> **Excerpted data**
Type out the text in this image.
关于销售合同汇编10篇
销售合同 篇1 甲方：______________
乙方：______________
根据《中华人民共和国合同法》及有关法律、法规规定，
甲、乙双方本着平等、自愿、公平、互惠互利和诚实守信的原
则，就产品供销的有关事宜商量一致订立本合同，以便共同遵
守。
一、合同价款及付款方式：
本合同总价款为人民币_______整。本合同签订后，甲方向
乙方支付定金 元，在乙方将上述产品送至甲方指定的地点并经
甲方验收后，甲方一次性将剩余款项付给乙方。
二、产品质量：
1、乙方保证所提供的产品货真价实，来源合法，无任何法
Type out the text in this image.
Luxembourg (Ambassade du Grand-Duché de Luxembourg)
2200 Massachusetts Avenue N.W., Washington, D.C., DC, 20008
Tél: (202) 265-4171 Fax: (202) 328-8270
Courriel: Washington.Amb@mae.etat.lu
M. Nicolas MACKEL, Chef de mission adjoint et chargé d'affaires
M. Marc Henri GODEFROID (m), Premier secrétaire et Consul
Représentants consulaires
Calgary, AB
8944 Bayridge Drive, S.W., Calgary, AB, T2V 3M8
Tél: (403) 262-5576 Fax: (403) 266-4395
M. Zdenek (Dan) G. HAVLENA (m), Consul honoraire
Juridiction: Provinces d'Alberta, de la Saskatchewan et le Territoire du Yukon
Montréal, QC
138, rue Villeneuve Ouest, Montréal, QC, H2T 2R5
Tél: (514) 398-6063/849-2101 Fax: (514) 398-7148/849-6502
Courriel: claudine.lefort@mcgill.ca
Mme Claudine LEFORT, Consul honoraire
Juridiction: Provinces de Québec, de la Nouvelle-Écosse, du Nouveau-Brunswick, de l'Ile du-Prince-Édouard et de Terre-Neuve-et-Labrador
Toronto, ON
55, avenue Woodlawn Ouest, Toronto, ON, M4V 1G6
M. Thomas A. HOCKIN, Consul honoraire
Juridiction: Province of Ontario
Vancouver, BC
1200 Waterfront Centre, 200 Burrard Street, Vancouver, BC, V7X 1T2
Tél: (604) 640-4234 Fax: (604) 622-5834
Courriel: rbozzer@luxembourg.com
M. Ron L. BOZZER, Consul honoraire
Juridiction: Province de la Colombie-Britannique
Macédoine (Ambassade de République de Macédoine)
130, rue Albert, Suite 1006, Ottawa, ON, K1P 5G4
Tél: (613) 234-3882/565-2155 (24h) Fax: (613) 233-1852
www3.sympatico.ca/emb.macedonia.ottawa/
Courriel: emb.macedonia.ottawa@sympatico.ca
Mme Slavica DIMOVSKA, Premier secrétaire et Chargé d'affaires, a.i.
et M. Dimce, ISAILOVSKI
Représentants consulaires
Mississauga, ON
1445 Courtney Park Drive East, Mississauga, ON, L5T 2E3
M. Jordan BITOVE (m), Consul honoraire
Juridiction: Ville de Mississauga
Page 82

> **Requirements**
Each entry above is to be quoted exactly.

> **Problem solution**
Type out the text in this image.
关于销售合同汇编10篇
销售合同 篇1 甲方：______________
乙方：______________
根据《中华人民共和国合同法》及有关法律、法规规定，
甲、乙双方本着平等、自愿、公平、互惠互利和诚实守信的原
则，就产品供销的有关事宜商量一致订立本合同，以便共同遵
守。
一、合同价款及付款方式：
本合同总价款为人民币_______整。本合同签订后，甲方向
乙方支付定金 元，在乙方将上述产品送至甲方指定的地点并经
甲方验收后，甲方一次性将剩余款项付给乙方。
二、产品质量：
1、乙方保证所提供的产品货真价实，来源合法，无任何法
Type out the text in this image.
Luxembourg (Ambassade du Grand-Duché de Luxembourg)
2200 Massachusetts Avenue N.W., Washington, D.C., DC, 20008
Tél: (202) 265-4171 Fax: (202) 328-8270
Courriel: Washington.Amb@mae.etat.lu
M. Nicolas MACKEL, Chef de mission adjoint et chargé d'affaires
M. Marc Henri GODEFROID (m), Premier secrétaire et Consul
Représentants consulaires
Calgary, AB
8944 Bayridge Drive, S.W., Calgary, AB, T2V 3M8
Tél: (403) 262-5576 Fax: (403) 266-4395
M. Zdenek (Dan) G. HAVLENA (m), Consul honoraire
Juridiction: Provinces d'Alberta, de la Saskatchewan et le Territoire du Yukon
Montréal, QC
138, rue Villeneuve Ouest, Montréal, QC, H2T 2R5
Tél: (514) 398-6063/849-2101 Fax: (514) 398-7148/849-6502
Courriel: claudine.lefort@mcgill.ca
Mme Claudine LEFORT, Consul honoraire
Juridiction: Provinces de Québec, de la Nouvelle-Écosse, du Nouveau-Brunswick, de l'Ile du-Prince-Édouard et de Terre-Neuve-et-Labrador
Toronto, ON
55, avenue Woodlawn Ouest, Toronto, ON, M4V 1G6
M. Thomas A. HOCKIN, Consul honoraire
Juridiction: Province of Ontario
Vancouver, BC
1200 Waterfront Centre, 200 Burrard Street, Vancouver, BC, V7X 1T2
Tél: (604) 640-4234 Fax: (604) 622-5834
Courriel: rbozzer@luxembourg.com
M. Ron L. BOZZER, Consul honoraire
Juridiction: Province de la Colombie-Britannique
Macédoine (Ambassade de République de Macédoine)
130, rue Albert, Suite 1006, Ottawa, ON, K1P 5G4
Tél: (613) 234-3882/565-2155 (24h) Fax: (613) 233-1852
www3.sympatico.ca/emb.macedonia.ottawa/
Courriel: emb.macedonia.ottawa@sympatico.ca
Mme Slavica DIMOVSKA, Premier secrétaire et Chargé d'affaires, a.i.
et M. Dimce, ISAILOVSKI
Représentants consulaires
Mississauga, ON
1445 Courtney Park Drive East, Mississauga, ON, L5T 2E3
M. Jordan BITOVE (m), Consul honoraire
Juridiction: Ville de Mississauga
Page 82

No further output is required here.